◆ Your instructions
Each line containing the word "Menubutton" must be collected.

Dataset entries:
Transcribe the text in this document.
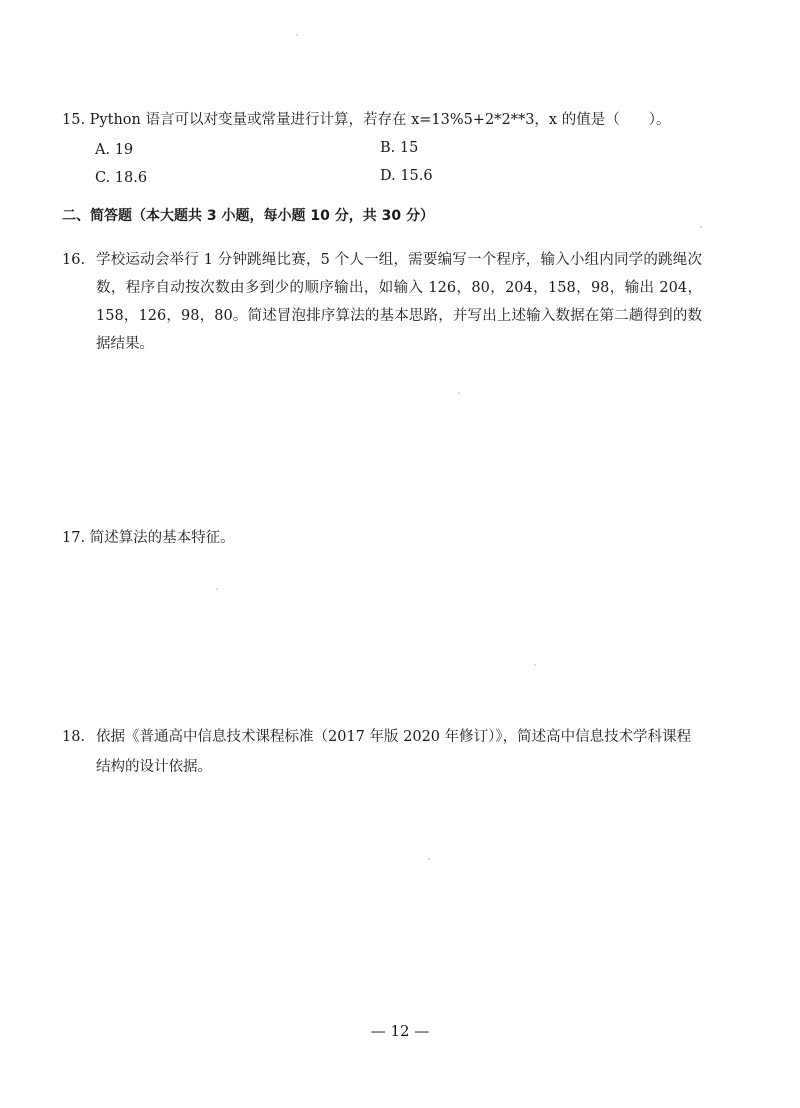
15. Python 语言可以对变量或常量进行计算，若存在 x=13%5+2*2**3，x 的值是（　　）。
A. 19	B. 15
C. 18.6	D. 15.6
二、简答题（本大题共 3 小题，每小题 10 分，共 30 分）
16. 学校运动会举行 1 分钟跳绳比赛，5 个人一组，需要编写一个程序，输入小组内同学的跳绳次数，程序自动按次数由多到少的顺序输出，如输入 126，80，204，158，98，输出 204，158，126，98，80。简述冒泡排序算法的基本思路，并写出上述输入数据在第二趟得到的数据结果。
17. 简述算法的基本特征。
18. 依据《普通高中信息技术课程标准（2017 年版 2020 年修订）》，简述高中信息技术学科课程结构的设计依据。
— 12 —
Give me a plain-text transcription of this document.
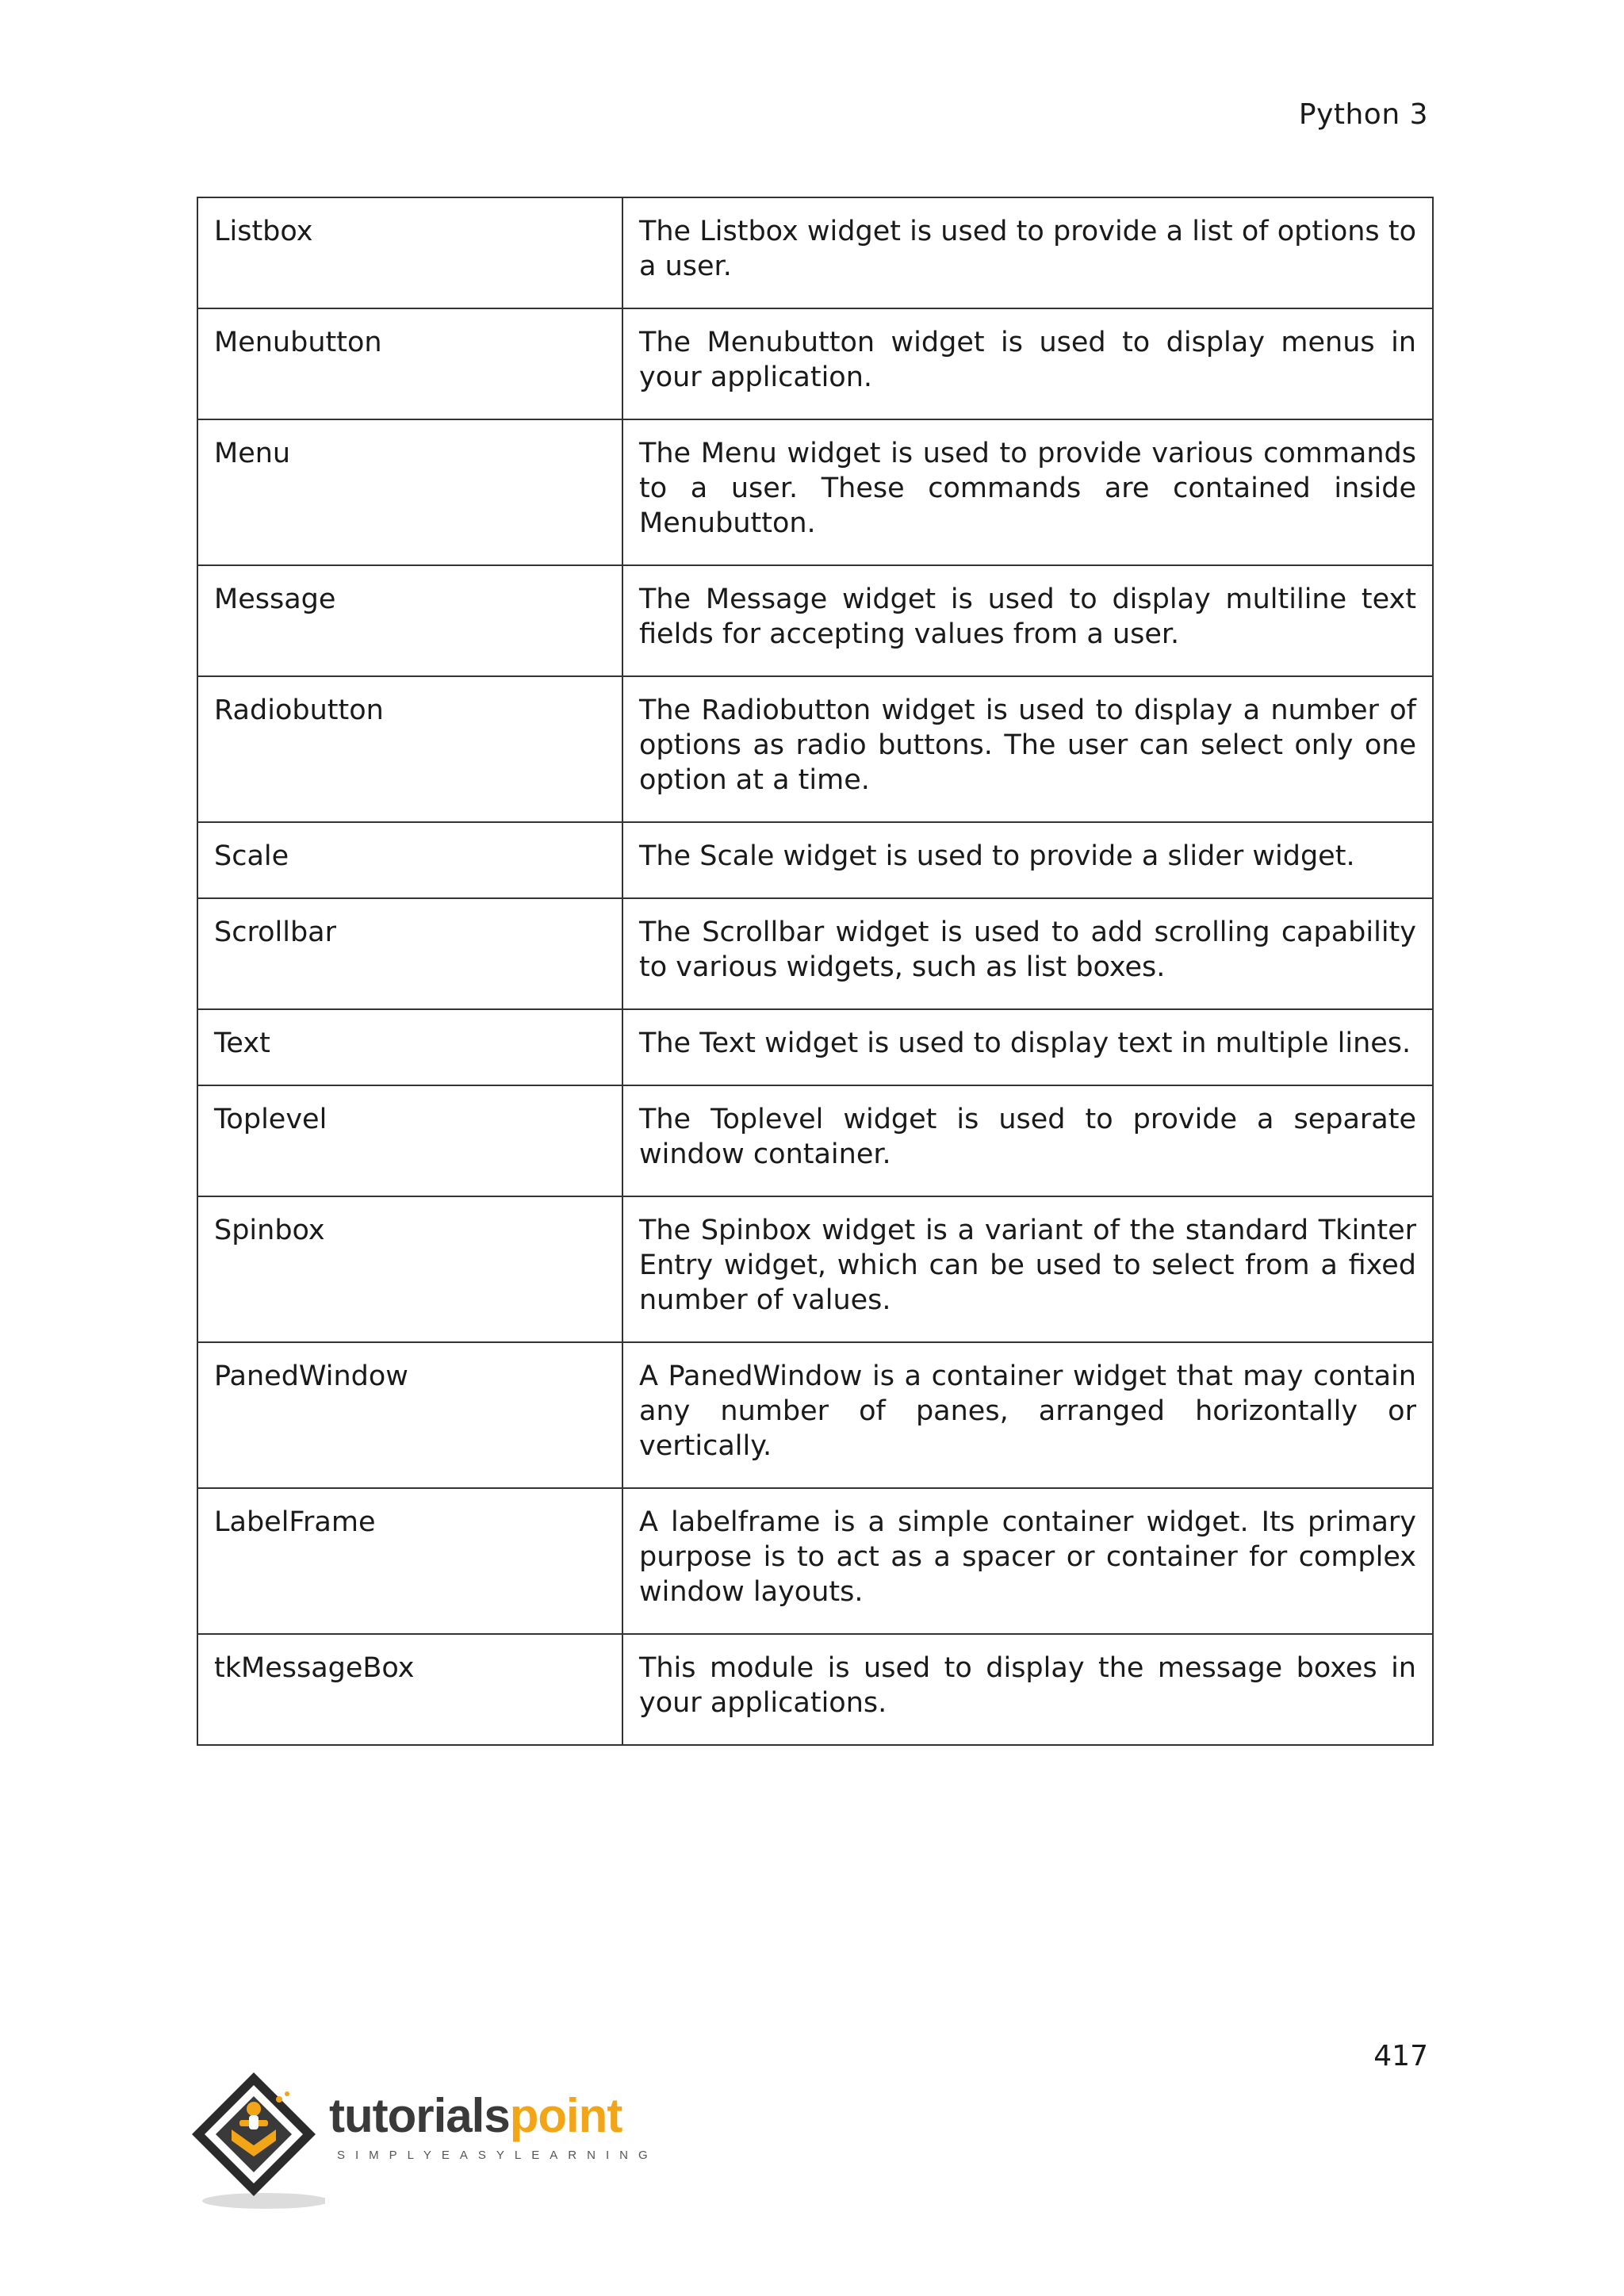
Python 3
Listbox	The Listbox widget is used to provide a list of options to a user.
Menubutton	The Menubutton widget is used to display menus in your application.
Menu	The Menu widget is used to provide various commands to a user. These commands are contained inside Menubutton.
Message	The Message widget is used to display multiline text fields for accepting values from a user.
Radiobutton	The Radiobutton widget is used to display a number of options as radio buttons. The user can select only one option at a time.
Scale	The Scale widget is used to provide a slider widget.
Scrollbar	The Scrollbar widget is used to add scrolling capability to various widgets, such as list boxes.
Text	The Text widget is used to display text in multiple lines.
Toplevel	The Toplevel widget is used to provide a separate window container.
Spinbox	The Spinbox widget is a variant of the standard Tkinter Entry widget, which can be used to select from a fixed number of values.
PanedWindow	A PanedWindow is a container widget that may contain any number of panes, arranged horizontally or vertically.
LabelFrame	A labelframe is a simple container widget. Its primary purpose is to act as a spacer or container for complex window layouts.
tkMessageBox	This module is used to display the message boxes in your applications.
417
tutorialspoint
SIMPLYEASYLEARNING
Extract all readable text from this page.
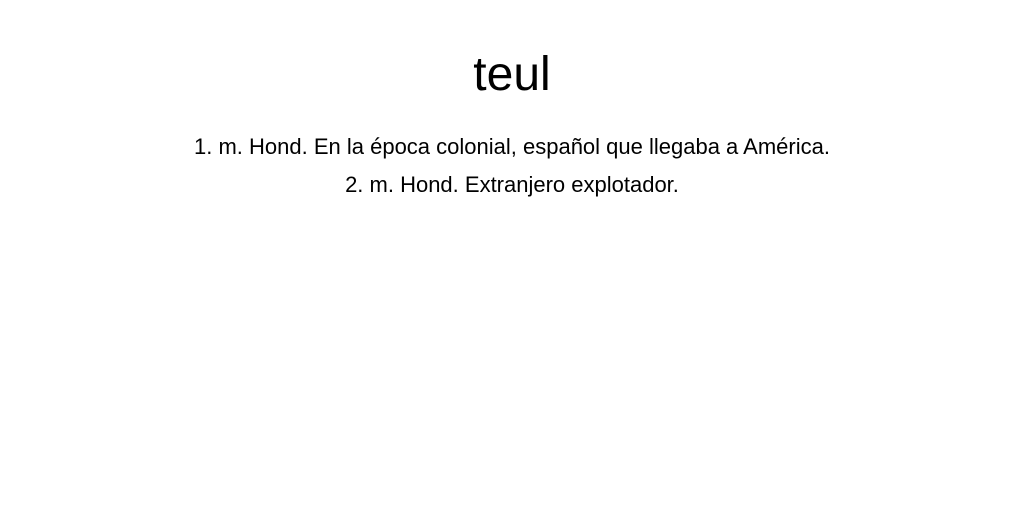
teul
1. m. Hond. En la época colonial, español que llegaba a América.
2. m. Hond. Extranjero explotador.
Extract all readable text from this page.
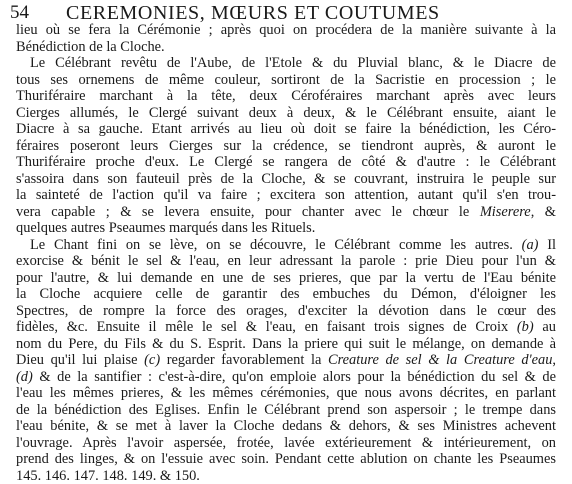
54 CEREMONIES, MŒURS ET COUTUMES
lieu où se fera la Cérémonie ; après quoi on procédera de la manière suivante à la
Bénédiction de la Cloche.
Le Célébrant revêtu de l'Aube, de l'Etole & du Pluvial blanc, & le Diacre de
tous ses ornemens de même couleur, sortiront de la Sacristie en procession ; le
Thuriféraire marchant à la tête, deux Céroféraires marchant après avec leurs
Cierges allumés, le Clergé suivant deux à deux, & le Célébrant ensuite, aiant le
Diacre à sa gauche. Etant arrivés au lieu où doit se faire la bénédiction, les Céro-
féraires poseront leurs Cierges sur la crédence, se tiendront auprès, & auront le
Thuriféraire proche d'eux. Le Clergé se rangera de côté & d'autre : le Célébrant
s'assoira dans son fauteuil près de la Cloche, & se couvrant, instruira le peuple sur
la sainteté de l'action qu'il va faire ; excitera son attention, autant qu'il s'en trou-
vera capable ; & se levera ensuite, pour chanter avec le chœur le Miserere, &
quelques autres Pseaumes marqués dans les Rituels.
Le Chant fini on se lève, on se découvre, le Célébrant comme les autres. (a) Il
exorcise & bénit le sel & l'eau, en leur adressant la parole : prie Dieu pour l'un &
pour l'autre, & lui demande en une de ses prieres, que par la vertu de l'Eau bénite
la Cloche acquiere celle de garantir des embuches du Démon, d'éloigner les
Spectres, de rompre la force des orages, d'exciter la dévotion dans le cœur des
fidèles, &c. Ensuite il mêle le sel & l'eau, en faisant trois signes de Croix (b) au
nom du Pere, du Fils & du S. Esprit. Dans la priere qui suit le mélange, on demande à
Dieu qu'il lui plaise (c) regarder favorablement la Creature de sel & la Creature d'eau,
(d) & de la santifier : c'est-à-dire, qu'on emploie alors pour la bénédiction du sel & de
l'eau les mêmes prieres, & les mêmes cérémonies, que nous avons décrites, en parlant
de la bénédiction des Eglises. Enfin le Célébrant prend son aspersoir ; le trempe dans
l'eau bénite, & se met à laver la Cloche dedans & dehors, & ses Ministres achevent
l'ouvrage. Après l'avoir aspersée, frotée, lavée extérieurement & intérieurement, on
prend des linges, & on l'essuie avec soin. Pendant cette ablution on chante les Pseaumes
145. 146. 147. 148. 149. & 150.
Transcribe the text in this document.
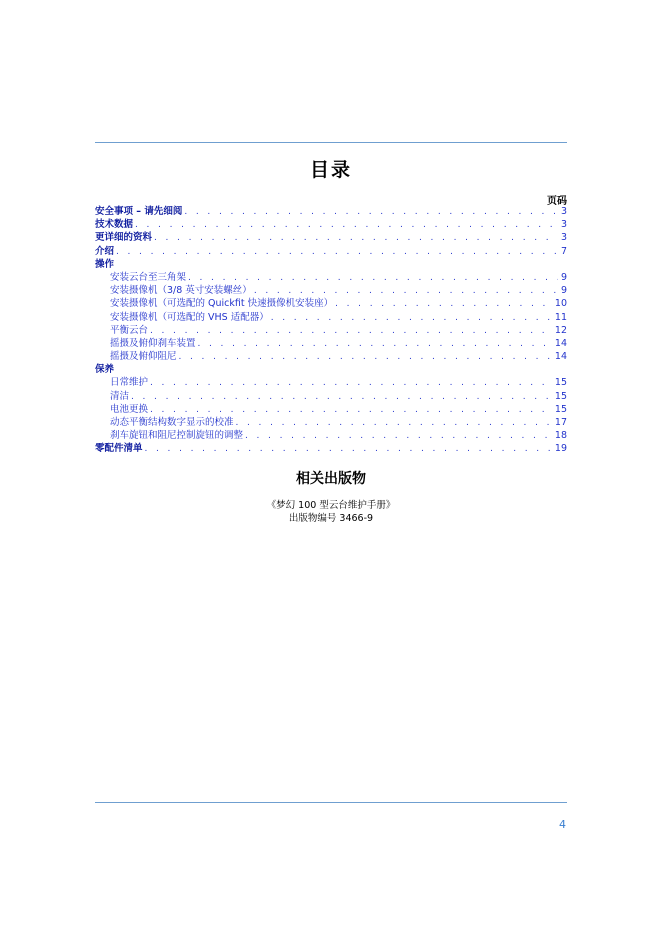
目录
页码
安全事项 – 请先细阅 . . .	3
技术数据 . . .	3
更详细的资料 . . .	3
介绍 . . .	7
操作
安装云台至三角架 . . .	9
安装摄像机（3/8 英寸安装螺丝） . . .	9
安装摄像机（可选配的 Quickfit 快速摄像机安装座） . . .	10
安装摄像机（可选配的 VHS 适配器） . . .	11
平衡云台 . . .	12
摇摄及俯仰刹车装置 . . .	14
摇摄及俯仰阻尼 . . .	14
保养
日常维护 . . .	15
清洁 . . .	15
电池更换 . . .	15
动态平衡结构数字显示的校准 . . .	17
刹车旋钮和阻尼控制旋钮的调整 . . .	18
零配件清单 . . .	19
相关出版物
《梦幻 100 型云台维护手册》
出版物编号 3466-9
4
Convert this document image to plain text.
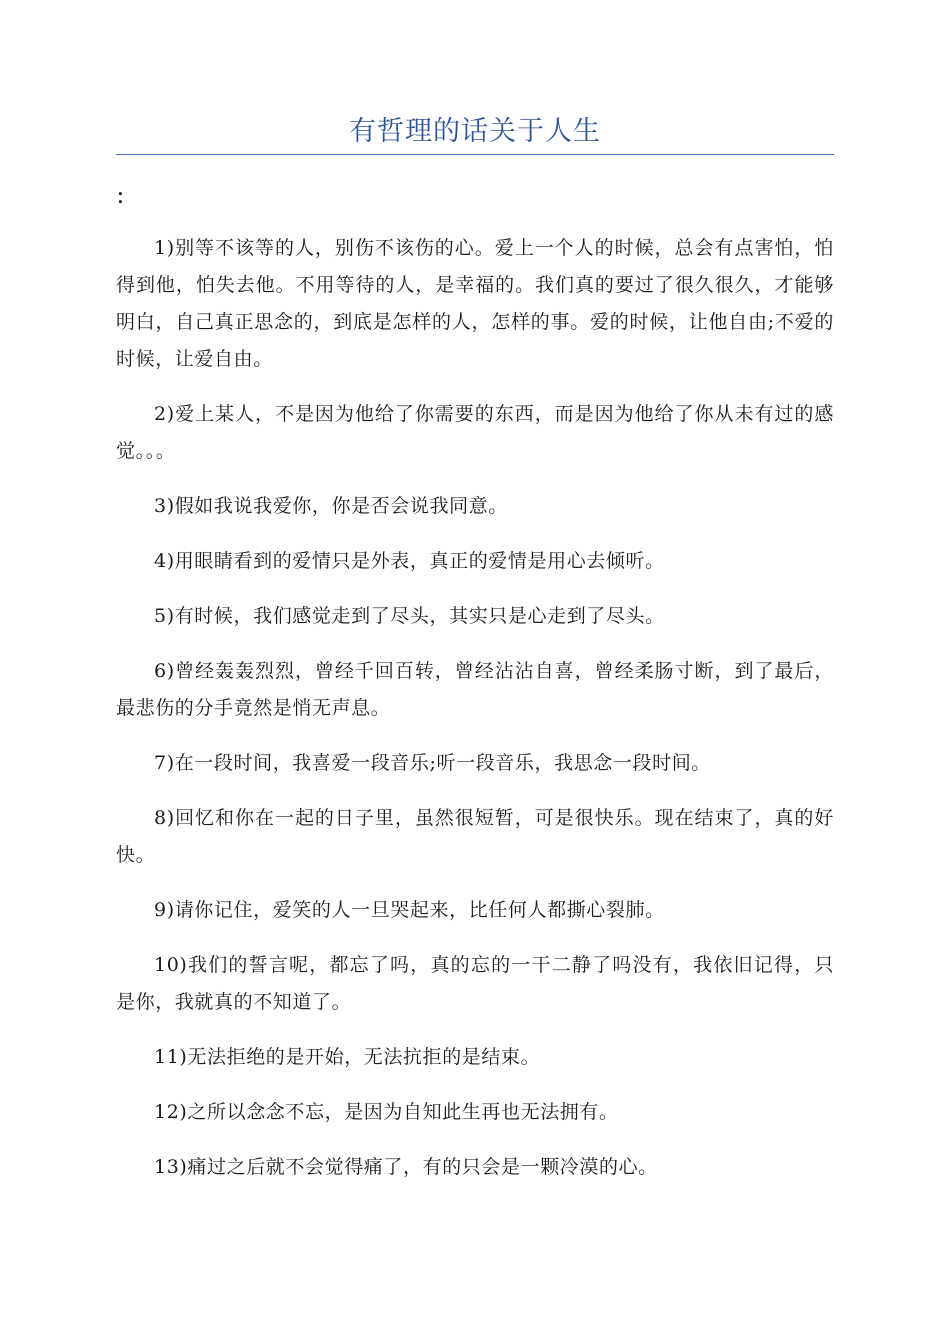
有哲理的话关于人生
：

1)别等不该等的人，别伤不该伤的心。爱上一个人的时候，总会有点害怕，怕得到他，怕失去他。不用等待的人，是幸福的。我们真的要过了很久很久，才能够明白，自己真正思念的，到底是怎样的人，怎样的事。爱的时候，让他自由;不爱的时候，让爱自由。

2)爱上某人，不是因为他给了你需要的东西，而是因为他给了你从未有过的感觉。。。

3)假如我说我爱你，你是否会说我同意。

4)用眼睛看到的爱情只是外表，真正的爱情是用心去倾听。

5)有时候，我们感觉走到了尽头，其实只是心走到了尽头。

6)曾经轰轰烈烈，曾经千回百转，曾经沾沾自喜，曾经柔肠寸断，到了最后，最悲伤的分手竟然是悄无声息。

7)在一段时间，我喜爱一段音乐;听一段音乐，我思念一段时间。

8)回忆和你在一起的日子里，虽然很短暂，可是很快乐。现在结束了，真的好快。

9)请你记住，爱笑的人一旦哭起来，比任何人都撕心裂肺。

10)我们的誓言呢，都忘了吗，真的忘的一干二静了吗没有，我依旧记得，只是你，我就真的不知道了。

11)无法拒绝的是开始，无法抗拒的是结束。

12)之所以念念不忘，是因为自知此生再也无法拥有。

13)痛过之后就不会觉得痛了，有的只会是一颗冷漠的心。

◆ Output for this task
Menubutton	The Menubutton widget is used to display menus in your application.
Menu	The Menu widget is used to provide various commands to a user. These commands are contained inside Menubutton.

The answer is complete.